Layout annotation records
────────────────────
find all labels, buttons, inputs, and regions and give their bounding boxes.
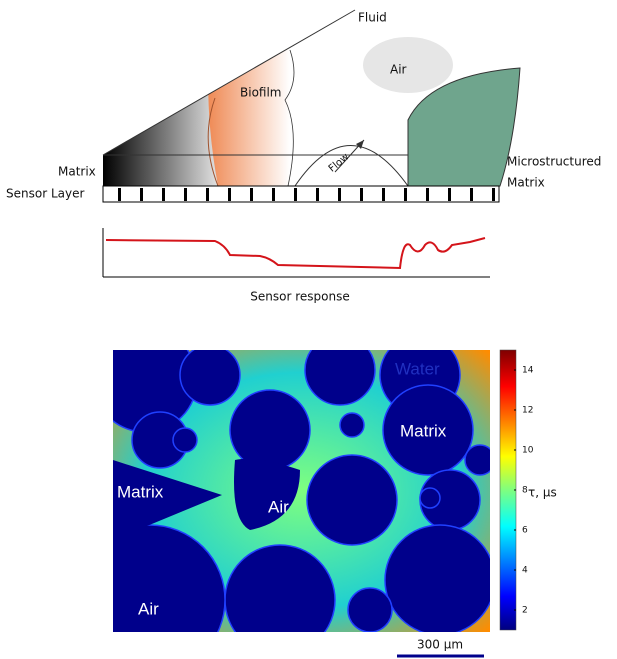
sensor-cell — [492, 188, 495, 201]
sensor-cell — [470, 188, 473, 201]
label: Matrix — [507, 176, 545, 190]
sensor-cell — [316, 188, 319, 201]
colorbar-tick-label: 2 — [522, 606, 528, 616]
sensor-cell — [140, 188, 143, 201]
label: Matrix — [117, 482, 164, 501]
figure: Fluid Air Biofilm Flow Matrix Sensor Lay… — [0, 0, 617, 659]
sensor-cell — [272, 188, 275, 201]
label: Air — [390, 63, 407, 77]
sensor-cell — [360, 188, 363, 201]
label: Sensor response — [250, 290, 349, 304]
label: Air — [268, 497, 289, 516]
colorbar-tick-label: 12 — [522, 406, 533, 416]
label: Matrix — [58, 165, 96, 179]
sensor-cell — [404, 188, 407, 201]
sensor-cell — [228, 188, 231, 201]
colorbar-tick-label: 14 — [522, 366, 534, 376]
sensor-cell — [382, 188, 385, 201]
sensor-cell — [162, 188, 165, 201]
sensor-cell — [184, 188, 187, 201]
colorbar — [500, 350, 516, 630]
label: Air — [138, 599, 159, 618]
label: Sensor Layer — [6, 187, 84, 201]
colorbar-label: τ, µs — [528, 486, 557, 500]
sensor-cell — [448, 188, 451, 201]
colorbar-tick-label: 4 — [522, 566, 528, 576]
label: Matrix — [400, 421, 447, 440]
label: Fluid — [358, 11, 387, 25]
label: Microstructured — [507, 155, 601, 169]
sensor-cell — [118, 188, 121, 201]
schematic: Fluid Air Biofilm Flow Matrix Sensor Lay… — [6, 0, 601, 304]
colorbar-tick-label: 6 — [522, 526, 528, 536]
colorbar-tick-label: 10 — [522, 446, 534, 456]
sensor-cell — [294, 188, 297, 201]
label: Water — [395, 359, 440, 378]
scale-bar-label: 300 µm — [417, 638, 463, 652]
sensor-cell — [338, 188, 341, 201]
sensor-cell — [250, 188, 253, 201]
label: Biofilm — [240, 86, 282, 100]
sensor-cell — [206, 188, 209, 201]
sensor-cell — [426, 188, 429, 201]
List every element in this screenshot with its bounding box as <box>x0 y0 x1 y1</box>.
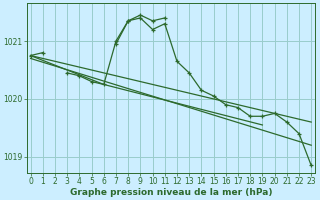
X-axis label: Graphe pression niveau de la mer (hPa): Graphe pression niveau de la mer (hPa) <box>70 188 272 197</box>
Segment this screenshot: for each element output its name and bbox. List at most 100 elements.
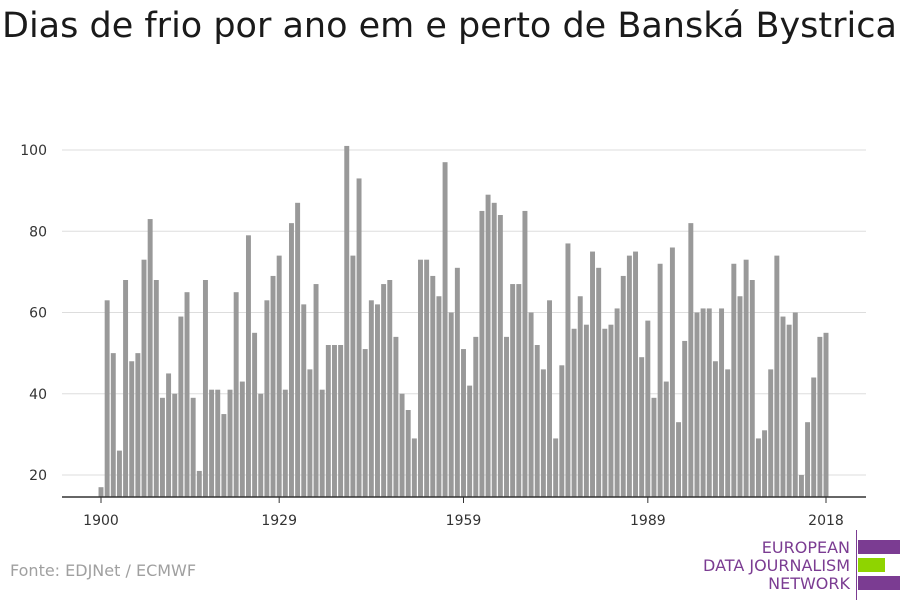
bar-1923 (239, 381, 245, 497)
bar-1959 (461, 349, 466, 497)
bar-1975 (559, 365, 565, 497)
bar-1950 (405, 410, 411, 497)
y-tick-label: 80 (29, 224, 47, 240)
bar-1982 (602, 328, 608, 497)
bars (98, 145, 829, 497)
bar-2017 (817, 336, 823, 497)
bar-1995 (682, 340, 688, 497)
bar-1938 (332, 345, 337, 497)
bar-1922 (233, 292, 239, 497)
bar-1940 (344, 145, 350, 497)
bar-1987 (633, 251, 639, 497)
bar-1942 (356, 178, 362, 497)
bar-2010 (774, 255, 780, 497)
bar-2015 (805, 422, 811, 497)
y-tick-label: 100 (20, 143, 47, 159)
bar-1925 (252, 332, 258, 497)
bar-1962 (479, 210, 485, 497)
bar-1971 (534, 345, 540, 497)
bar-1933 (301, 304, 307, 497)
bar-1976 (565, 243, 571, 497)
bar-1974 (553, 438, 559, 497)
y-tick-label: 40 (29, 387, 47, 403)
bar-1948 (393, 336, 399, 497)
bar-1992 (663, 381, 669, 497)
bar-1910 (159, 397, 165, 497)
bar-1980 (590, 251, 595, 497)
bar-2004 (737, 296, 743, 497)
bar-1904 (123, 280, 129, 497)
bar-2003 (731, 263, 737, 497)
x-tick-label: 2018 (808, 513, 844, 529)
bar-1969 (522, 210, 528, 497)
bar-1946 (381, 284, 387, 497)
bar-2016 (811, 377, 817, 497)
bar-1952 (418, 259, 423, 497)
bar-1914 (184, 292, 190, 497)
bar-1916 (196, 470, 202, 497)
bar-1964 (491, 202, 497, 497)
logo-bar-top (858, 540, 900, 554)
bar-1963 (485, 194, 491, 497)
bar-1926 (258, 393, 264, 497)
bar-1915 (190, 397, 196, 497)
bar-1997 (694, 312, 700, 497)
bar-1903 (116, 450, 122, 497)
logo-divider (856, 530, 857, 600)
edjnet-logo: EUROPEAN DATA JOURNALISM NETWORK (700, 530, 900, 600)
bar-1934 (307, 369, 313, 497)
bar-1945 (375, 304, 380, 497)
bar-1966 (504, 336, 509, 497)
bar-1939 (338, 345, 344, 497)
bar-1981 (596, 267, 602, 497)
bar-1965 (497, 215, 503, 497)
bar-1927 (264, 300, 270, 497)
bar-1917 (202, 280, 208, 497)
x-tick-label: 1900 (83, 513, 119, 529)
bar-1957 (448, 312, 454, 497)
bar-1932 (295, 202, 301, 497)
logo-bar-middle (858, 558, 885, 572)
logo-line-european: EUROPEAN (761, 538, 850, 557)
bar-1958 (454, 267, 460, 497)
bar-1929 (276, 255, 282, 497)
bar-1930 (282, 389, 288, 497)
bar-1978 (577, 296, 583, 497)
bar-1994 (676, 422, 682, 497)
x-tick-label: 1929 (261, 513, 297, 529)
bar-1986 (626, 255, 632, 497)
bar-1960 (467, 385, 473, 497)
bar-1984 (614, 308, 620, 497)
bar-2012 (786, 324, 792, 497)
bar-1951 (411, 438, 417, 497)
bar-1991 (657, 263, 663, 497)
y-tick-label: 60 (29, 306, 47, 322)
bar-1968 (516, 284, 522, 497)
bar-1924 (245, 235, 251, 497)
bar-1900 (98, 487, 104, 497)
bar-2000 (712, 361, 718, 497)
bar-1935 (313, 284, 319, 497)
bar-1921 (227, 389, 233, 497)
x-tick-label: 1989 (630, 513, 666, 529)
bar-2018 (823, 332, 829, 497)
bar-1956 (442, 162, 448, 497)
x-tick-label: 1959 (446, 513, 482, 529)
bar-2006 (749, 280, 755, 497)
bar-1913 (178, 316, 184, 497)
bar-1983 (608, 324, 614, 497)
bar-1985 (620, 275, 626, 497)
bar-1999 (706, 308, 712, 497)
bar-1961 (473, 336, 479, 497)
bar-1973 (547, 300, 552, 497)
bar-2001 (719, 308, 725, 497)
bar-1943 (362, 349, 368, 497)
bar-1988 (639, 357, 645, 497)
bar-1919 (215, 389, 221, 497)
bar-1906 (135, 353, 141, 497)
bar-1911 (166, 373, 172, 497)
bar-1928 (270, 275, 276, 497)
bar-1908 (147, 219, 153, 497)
────────────────────
EXERCISE REQUIREMENTS >> Reproduce verbatim the stretch of the data from the line containing "X-axis label: Graphe" through the line containing "Segment this screenshot: for".

ANSWER FOR THIS EXERCISE >>
X-axis label: Graphe pression niveau de la mer (hPa): Graphe pression niveau de la mer (hPa) <box>70 188 272 197</box>
Segment this screenshot: for each element output its name and bbox. List at most 100 elements.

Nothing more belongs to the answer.